== The request ==
Every line with the string "riepu" should be gathered.

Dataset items
• • •
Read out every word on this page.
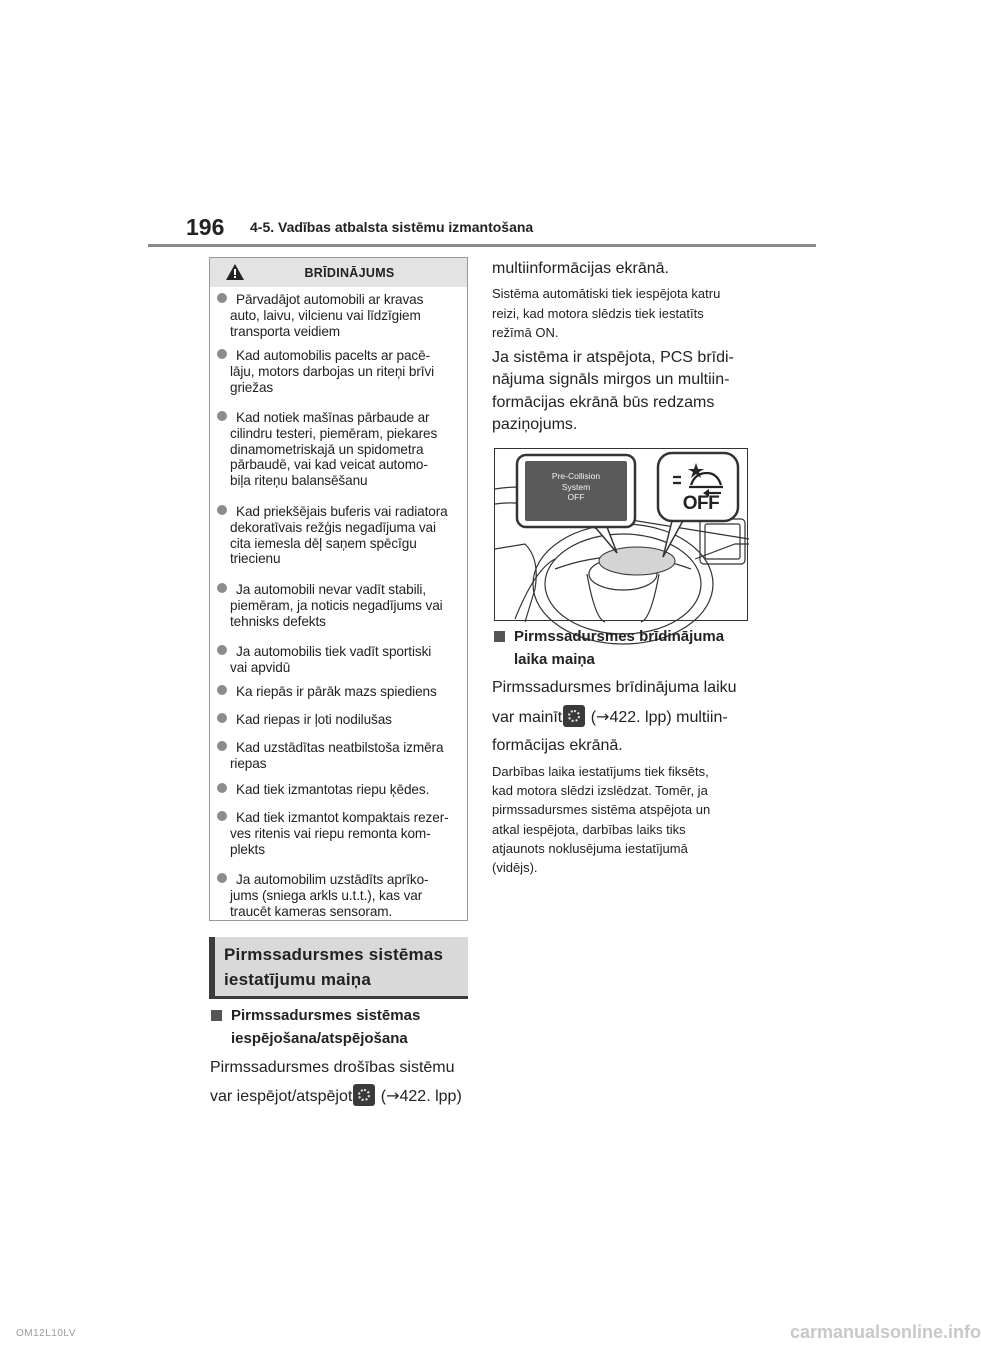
196 4-5. Vadības atbalsta sistēmu izmantošana
BRĪDINĀJUMS
Pārvadājot automobili ar kravas
auto, laivu, vilcienu vai līdzīgiem
transporta veidiem
Kad automobilis pacelts ar pacē-
lāju, motors darbojas un riteņi brīvi
griežas
Kad notiek mašīnas pārbaude ar
cilindru testeri, piemēram, piekares
dinamometriskajā un spidometra
pārbaudē, vai kad veicat automo-
biļa riteņu balansēšanu
Kad priekšējais buferis vai radiatora
dekoratīvais režģis negadījuma vai
cita iemesla dēļ saņem spēcīgu
triecienu
Ja automobili nevar vadīt stabili,
piemēram, ja noticis negadījums vai
tehnisks defekts
Ja automobilis tiek vadīt sportiski
vai apvidū
Ka riepās ir pārāk mazs spiediens
Kad riepas ir ļoti nodilušas
Kad uzstādītas neatbilstoša izmēra
riepas
Kad tiek izmantotas riepu ķēdes.
Kad tiek izmantot kompaktais rezer-
ves ritenis vai riepu remonta kom-
plekts
Ja automobilim uzstādīts aprīko-
jums (sniega arkls u.t.t.), kas var
traucēt kameras sensoram.
Pirmssadursmes sistēmas
iestatījumu maiņa
Pirmssadursmes sistēmas
iespējošana/atspējošana
Pirmssadursmes drošības sistēmu
var iespējot/atspējot (→422. lpp)
multiinformācijas ekrānā.
Sistēma automātiski tiek iespējota katru
reizi, kad motora slēdzis tiek iestatīts
režīmā ON.
Ja sistēma ir atspējota, PCS brīdi-
nājuma signāls mirgos un multiin-
formācijas ekrānā būs redzams
paziņojums.
Pre-Collision
System
OFF	OFF
Pirmssadursmes brīdinājuma
laika maiņa
Pirmssadursmes brīdinājuma laiku
var mainīt (→422. lpp) multiin-
formācijas ekrānā.
Darbības laika iestatījums tiek fiksēts,
kad motora slēdzi izslēdzat. Tomēr, ja
pirmssadursmes sistēma atspējota un
atkal iespējota, darbības laiks tiks
atjaunots noklusējuma iestatījumā
(vidējs).
OM12L10LV	carmanualsonline.info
• • •
== Response ==
Kad tiek izmantotas riepu ķēdes.
ves ritenis vai riepu remonta kom-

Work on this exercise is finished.